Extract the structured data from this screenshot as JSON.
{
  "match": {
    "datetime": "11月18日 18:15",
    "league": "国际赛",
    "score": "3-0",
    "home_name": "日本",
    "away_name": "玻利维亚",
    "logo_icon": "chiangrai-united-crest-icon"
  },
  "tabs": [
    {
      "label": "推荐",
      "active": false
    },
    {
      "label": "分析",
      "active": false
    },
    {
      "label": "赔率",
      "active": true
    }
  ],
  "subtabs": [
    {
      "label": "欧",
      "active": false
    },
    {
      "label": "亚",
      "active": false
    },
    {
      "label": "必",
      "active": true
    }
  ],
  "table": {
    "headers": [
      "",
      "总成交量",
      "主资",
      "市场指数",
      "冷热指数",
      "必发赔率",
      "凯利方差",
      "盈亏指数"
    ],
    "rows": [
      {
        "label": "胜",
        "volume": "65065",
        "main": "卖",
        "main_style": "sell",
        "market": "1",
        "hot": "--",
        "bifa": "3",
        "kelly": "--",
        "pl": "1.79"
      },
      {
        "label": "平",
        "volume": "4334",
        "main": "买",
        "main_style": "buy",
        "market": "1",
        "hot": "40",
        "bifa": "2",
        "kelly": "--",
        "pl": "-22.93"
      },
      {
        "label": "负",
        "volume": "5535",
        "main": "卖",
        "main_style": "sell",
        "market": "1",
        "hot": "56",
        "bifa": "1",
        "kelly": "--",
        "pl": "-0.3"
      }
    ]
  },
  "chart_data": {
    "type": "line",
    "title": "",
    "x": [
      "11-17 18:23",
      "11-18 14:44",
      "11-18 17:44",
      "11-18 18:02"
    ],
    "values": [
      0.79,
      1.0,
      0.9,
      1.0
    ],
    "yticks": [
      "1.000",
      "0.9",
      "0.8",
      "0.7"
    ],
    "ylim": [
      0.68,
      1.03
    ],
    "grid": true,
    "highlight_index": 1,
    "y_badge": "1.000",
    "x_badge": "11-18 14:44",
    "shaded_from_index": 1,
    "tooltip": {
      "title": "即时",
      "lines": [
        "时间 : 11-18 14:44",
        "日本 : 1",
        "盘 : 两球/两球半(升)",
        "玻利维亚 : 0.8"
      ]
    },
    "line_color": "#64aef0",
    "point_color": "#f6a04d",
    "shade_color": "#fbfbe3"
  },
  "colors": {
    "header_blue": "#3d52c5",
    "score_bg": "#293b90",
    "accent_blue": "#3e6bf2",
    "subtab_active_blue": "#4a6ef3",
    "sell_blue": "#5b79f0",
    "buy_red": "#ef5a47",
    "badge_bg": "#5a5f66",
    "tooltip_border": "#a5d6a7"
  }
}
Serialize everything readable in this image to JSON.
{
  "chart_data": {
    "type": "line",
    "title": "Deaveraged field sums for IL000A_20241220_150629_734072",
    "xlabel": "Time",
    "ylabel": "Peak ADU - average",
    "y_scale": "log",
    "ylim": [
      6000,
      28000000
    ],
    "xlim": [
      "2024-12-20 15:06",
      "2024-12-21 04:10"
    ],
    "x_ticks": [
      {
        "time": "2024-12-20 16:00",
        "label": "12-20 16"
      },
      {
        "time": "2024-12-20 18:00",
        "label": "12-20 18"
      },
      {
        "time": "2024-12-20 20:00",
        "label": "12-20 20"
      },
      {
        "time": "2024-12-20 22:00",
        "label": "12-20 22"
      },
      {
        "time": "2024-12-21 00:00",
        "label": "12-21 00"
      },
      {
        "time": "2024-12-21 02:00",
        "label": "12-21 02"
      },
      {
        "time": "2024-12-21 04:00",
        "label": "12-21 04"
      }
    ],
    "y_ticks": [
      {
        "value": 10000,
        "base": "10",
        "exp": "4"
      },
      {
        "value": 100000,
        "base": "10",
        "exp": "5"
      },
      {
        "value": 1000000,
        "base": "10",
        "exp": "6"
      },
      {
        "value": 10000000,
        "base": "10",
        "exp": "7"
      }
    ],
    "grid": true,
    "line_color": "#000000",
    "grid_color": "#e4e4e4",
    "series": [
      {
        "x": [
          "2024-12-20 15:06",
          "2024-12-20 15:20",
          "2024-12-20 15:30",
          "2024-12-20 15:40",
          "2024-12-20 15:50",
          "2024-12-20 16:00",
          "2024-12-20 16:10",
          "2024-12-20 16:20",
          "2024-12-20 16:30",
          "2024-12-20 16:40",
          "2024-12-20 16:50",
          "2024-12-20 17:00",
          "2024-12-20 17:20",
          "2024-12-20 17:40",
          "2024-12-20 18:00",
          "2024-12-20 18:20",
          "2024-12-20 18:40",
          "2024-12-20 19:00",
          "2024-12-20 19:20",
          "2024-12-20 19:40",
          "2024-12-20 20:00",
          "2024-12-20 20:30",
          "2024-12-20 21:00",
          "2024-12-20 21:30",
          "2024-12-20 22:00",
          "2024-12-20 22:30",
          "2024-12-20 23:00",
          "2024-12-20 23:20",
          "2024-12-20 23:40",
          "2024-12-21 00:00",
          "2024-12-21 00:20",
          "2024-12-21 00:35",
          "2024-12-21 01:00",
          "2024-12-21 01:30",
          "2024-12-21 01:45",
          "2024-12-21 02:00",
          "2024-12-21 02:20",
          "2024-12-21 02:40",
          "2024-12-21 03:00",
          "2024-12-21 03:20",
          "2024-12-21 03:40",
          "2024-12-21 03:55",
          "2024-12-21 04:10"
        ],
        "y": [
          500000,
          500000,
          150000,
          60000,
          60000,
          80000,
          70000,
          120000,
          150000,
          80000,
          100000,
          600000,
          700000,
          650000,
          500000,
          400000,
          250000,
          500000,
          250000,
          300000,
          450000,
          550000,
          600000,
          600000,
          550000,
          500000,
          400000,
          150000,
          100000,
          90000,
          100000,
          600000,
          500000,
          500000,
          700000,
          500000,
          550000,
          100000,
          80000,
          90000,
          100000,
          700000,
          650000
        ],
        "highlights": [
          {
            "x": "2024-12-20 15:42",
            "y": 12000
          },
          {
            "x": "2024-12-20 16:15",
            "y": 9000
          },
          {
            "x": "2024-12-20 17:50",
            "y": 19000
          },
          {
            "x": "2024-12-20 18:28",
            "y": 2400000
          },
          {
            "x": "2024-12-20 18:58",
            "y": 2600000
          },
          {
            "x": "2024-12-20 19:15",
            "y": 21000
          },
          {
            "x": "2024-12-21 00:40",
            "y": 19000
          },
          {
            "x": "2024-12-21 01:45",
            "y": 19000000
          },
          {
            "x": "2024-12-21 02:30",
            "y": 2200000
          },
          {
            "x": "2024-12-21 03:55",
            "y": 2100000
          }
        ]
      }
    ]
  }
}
──────────────────────────────
Written instruction
Give back all the data exactly as written.

Exercise solution
Extract the structured data from this screenshot as JSON.
{
  "match": {
    "datetime": "11月18日 18:15",
    "league": "国际赛",
    "score": "3-0",
    "home_name": "日本",
    "away_name": "玻利维亚",
    "logo_icon": "chiangrai-united-crest-icon"
  },
  "tabs": [
    {
      "label": "推荐",
      "active": false
    },
    {
      "label": "分析",
      "active": false
    },
    {
      "label": "赔率",
      "active": true
    }
  ],
  "subtabs": [
    {
      "label": "欧",
      "active": false
    },
    {
      "label": "亚",
      "active": false
    },
    {
      "label": "必",
      "active": true
    }
  ],
  "table": {
    "headers": [
      "",
      "总成交量",
      "主资",
      "市场指数",
      "冷热指数",
      "必发赔率",
      "凯利方差",
      "盈亏指数"
    ],
    "rows": [
      {
        "label": "胜",
        "volume": "65065",
        "main": "卖",
        "main_style": "sell",
        "market": "1",
        "hot": "--",
        "bifa": "3",
        "kelly": "--",
        "pl": "1.79"
      },
      {
        "label": "平",
        "volume": "4334",
        "main": "买",
        "main_style": "buy",
        "market": "1",
        "hot": "40",
        "bifa": "2",
        "kelly": "--",
        "pl": "-22.93"
      },
      {
        "label": "负",
        "volume": "5535",
        "main": "卖",
        "main_style": "sell",
        "market": "1",
        "hot": "56",
        "bifa": "1",
        "kelly": "--",
        "pl": "-0.3"
      }
    ]
  },
  "chart_data": {
    "type": "line",
    "title": "",
    "x": [
      "11-17 18:23",
      "11-18 14:44",
      "11-18 17:44",
      "11-18 18:02"
    ],
    "values": [
      0.79,
      1.0,
      0.9,
      1.0
    ],
    "yticks": [
      "1.000",
      "0.9",
      "0.8",
      "0.7"
    ],
    "ylim": [
      0.68,
      1.03
    ],
    "grid": true,
    "highlight_index": 1,
    "y_badge": "1.000",
    "x_badge": "11-18 14:44",
    "shaded_from_index": 1,
    "tooltip": {
      "title": "即时",
      "lines": [
        "时间 : 11-18 14:44",
        "日本 : 1",
        "盘 : 两球/两球半(升)",
        "玻利维亚 : 0.8"
      ]
    },
    "line_color": "#64aef0",
    "point_color": "#f6a04d",
    "shade_color": "#fbfbe3"
  },
  "colors": {
    "header_blue": "#3d52c5",
    "score_bg": "#293b90",
    "accent_blue": "#3e6bf2",
    "subtab_active_blue": "#4a6ef3",
    "sell_blue": "#5b79f0",
    "buy_red": "#ef5a47",
    "badge_bg": "#5a5f66",
    "tooltip_border": "#a5d6a7"
  }
}
Serialize everything readable in this image to JSON.
{
  "chart_data": {
    "type": "line",
    "title": "Deaveraged field sums for IL000A_20241220_150629_734072",
    "xlabel": "Time",
    "ylabel": "Peak ADU - average",
    "y_scale": "log",
    "ylim": [
      6000,
      28000000
    ],
    "xlim": [
      "2024-12-20 15:06",
      "2024-12-21 04:10"
    ],
    "x_ticks": [
      {
        "time": "2024-12-20 16:00",
        "label": "12-20 16"
      },
      {
        "time": "2024-12-20 18:00",
        "label": "12-20 18"
      },
      {
        "time": "2024-12-20 20:00",
        "label": "12-20 20"
      },
      {
        "time": "2024-12-20 22:00",
        "label": "12-20 22"
      },
      {
        "time": "2024-12-21 00:00",
        "label": "12-21 00"
      },
      {
        "time": "2024-12-21 02:00",
        "label": "12-21 02"
      },
      {
        "time": "2024-12-21 04:00",
        "label": "12-21 04"
      }
    ],
    "y_ticks": [
      {
        "value": 10000,
        "base": "10",
        "exp": "4"
      },
      {
        "value": 100000,
        "base": "10",
        "exp": "5"
      },
      {
        "value": 1000000,
        "base": "10",
        "exp": "6"
      },
      {
        "value": 10000000,
        "base": "10",
        "exp": "7"
      }
    ],
    "grid": true,
    "line_color": "#000000",
    "grid_color": "#e4e4e4",
    "series": [
      {
        "x": [
          "2024-12-20 15:06",
          "2024-12-20 15:20",
          "2024-12-20 15:30",
          "2024-12-20 15:40",
          "2024-12-20 15:50",
          "2024-12-20 16:00",
          "2024-12-20 16:10",
          "2024-12-20 16:20",
          "2024-12-20 16:30",
          "2024-12-20 16:40",
          "2024-12-20 16:50",
          "2024-12-20 17:00",
          "2024-12-20 17:20",
          "2024-12-20 17:40",
          "2024-12-20 18:00",
          "2024-12-20 18:20",
          "2024-12-20 18:40",
          "2024-12-20 19:00",
          "2024-12-20 19:20",
          "2024-12-20 19:40",
          "2024-12-20 20:00",
          "2024-12-20 20:30",
          "2024-12-20 21:00",
          "2024-12-20 21:30",
          "2024-12-20 22:00",
          "2024-12-20 22:30",
          "2024-12-20 23:00",
          "2024-12-20 23:20",
          "2024-12-20 23:40",
          "2024-12-21 00:00",
          "2024-12-21 00:20",
          "2024-12-21 00:35",
          "2024-12-21 01:00",
          "2024-12-21 01:30",
          "2024-12-21 01:45",
          "2024-12-21 02:00",
          "2024-12-21 02:20",
          "2024-12-21 02:40",
          "2024-12-21 03:00",
          "2024-12-21 03:20",
          "2024-12-21 03:40",
          "2024-12-21 03:55",
          "2024-12-21 04:10"
        ],
        "y": [
          500000,
          500000,
          150000,
          60000,
          60000,
          80000,
          70000,
          120000,
          150000,
          80000,
          100000,
          600000,
          700000,
          650000,
          500000,
          400000,
          250000,
          500000,
          250000,
          300000,
          450000,
          550000,
          600000,
          600000,
          550000,
          500000,
          400000,
          150000,
          100000,
          90000,
          100000,
          600000,
          500000,
          500000,
          700000,
          500000,
          550000,
          100000,
          80000,
          90000,
          100000,
          700000,
          650000
        ],
        "highlights": [
          {
            "x": "2024-12-20 15:42",
            "y": 12000
          },
          {
            "x": "2024-12-20 16:15",
            "y": 9000
          },
          {
            "x": "2024-12-20 17:50",
            "y": 19000
          },
          {
            "x": "2024-12-20 18:28",
            "y": 2400000
          },
          {
            "x": "2024-12-20 18:58",
            "y": 2600000
          },
          {
            "x": "2024-12-20 19:15",
            "y": 21000
          },
          {
            "x": "2024-12-21 00:40",
            "y": 19000
          },
          {
            "x": "2024-12-21 01:45",
            "y": 19000000
          },
          {
            "x": "2024-12-21 02:30",
            "y": 2200000
          },
          {
            "x": "2024-12-21 03:55",
            "y": 2100000
          }
        ]
      }
    ]
  }
}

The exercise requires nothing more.